[Figure dataset records]
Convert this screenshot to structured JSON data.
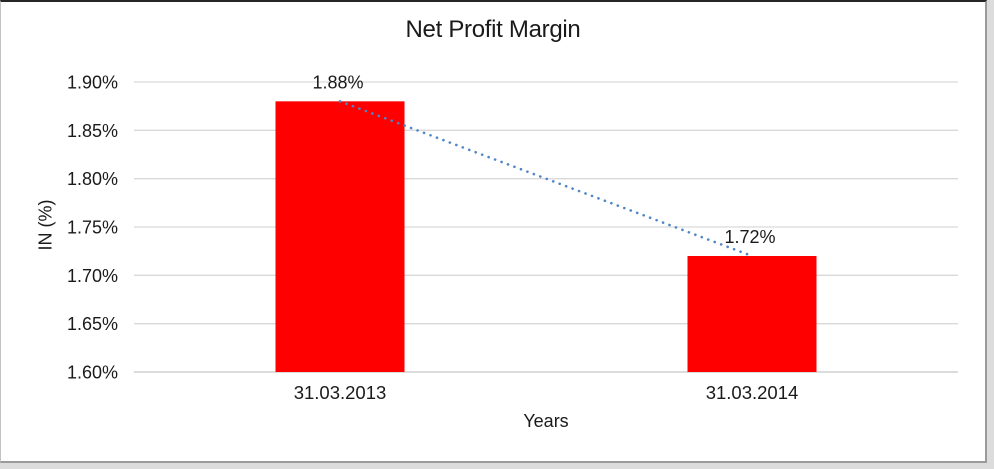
{
  "chart_data": {
    "type": "bar",
    "title": "Net Profit Margin",
    "xlabel": "Years",
    "ylabel": "IN (%)",
    "categories": [
      "31.03.2013",
      "31.03.2014"
    ],
    "values": [
      1.88,
      1.72
    ],
    "data_labels": [
      "1.88%",
      "1.72%"
    ],
    "ylim": [
      1.6,
      1.9
    ],
    "ytick_step": 0.05,
    "ytick_labels": [
      "1.60%",
      "1.65%",
      "1.70%",
      "1.75%",
      "1.80%",
      "1.85%",
      "1.90%"
    ],
    "grid": true,
    "legend": "none",
    "bar_color": "#FF0000",
    "gridline_color": "#D9D9D9",
    "axisline_color": "#C6C6C6",
    "text_color": "#1A1A1A",
    "trendline": {
      "style": "dotted",
      "color": "#4E86C8",
      "from": 1.88,
      "to": 1.72
    }
  }
}
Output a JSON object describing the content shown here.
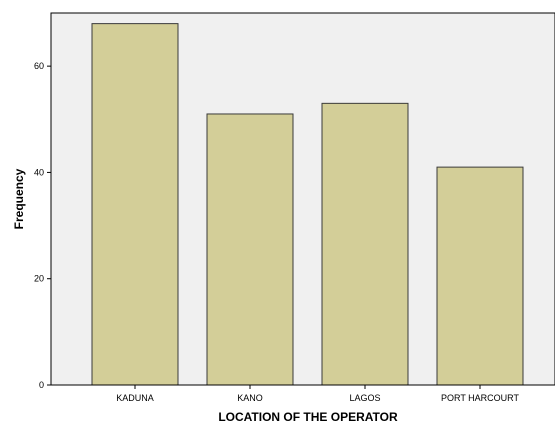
{
  "chart_data": {
    "type": "bar",
    "title": "",
    "xlabel": "LOCATION OF THE OPERATOR",
    "ylabel": "Frequency",
    "categories": [
      "KADUNA",
      "KANO",
      "LAGOS",
      "PORT HARCOURT"
    ],
    "values": [
      68,
      51,
      53,
      41
    ],
    "ylim": [
      0,
      70
    ],
    "yticks": [
      0,
      20,
      40,
      60
    ],
    "grid": false,
    "legend": "none",
    "colors": {
      "bar_fill": "#d3ce98",
      "bar_stroke": "#3a3a3a",
      "plot_background": "#f0f0f0",
      "axis": "#000000"
    }
  }
}
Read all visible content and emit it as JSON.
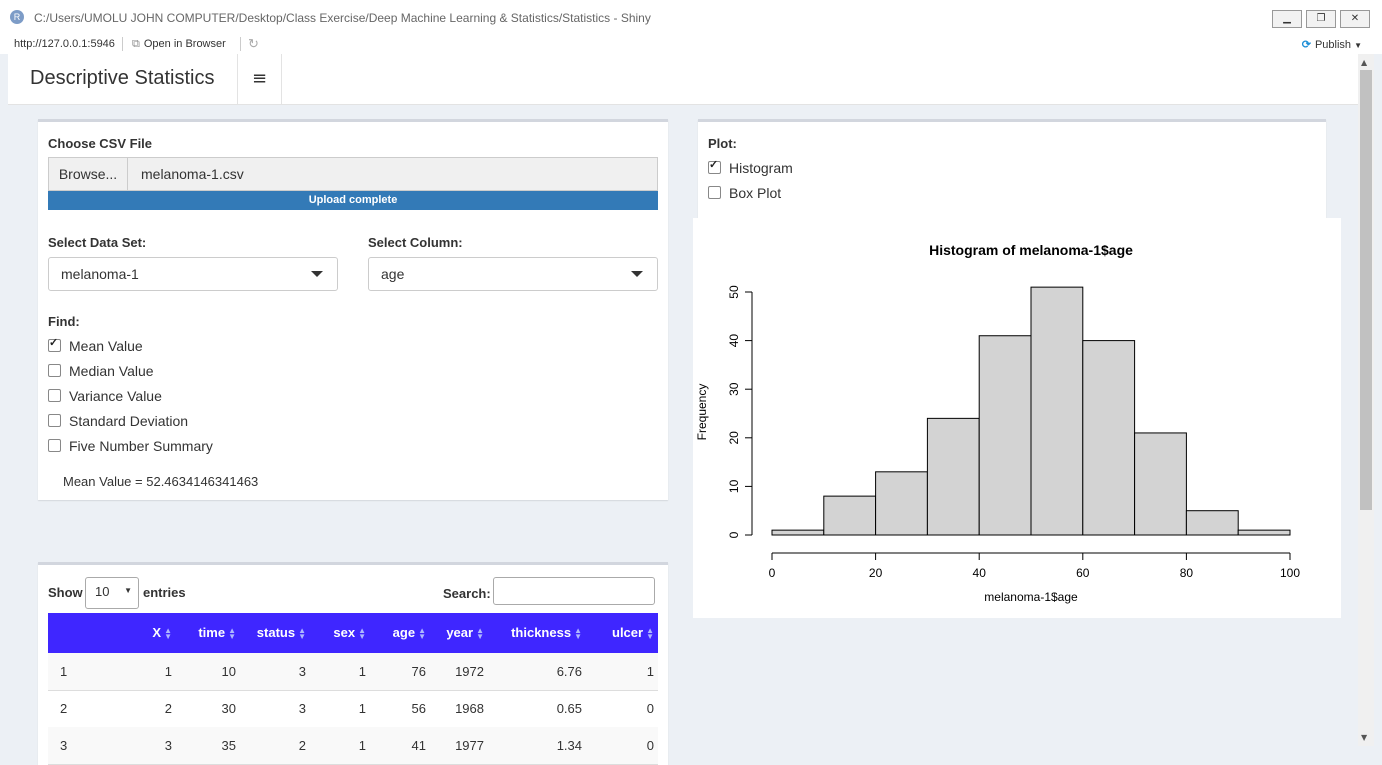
{
  "window": {
    "title": "C:/Users/UMOLU JOHN COMPUTER/Desktop/Class Exercise/Deep Machine Learning & Statistics/Statistics - Shiny",
    "app_icon": "R"
  },
  "toolbar": {
    "url": "http://127.0.0.1:5946",
    "open_in_browser": "Open in Browser",
    "publish": "Publish"
  },
  "header": {
    "brand": "Descriptive Statistics",
    "toggle_icon": "≡"
  },
  "upload": {
    "label": "Choose CSV File",
    "browse": "Browse...",
    "filename": "melanoma-1.csv",
    "progress_text": "Upload complete",
    "progress_value": 1.0
  },
  "dataset": {
    "label": "Select Data Set:",
    "value": "melanoma-1"
  },
  "column": {
    "label": "Select Column:",
    "value": "age"
  },
  "find": {
    "label": "Find:",
    "options": [
      {
        "label": "Mean Value",
        "checked": true
      },
      {
        "label": "Median Value",
        "checked": false
      },
      {
        "label": "Variance Value",
        "checked": false
      },
      {
        "label": "Standard Deviation",
        "checked": false
      },
      {
        "label": "Five Number Summary",
        "checked": false
      }
    ],
    "result": "Mean Value = 52.4634146341463"
  },
  "plot_options": {
    "label": "Plot:",
    "options": [
      {
        "label": "Histogram",
        "checked": true
      },
      {
        "label": "Box Plot",
        "checked": false
      }
    ]
  },
  "table": {
    "show_label": "Show",
    "entries_value": "10",
    "entries_label": "entries",
    "search_label": "Search:",
    "columns": [
      "",
      "X",
      "time",
      "status",
      "sex",
      "age",
      "year",
      "thickness",
      "ulcer"
    ],
    "rows": [
      [
        "1",
        "1",
        "10",
        "3",
        "1",
        "76",
        "1972",
        "6.76",
        "1"
      ],
      [
        "2",
        "2",
        "30",
        "3",
        "1",
        "56",
        "1968",
        "0.65",
        "0"
      ],
      [
        "3",
        "3",
        "35",
        "2",
        "1",
        "41",
        "1977",
        "1.34",
        "0"
      ]
    ]
  },
  "chart_data": {
    "type": "bar",
    "title": "Histogram of melanoma-1$age",
    "xlabel": "melanoma-1$age",
    "ylabel": "Frequency",
    "bins": [
      [
        0,
        10
      ],
      [
        10,
        20
      ],
      [
        20,
        30
      ],
      [
        30,
        40
      ],
      [
        40,
        50
      ],
      [
        50,
        60
      ],
      [
        60,
        70
      ],
      [
        70,
        80
      ],
      [
        80,
        90
      ],
      [
        90,
        100
      ]
    ],
    "values": [
      1,
      8,
      13,
      24,
      41,
      51,
      40,
      21,
      5,
      1
    ],
    "xlim": [
      0,
      100
    ],
    "ylim": [
      0,
      50
    ],
    "xticks": [
      "0",
      "20",
      "40",
      "60",
      "80",
      "100"
    ],
    "yticks": [
      "0",
      "10",
      "20",
      "30",
      "40",
      "50"
    ],
    "bar_color": "#d3d3d3",
    "grid": false
  }
}
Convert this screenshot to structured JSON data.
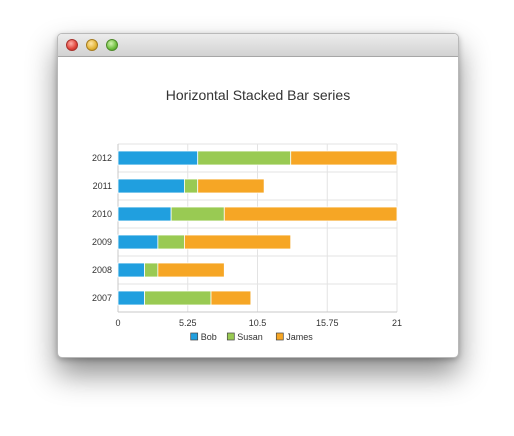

Aim —
List each line of the records that holds the string "content".

Correct result —
Output a JSON object describing the content shown here.
Read all visible content and emit it as JSON.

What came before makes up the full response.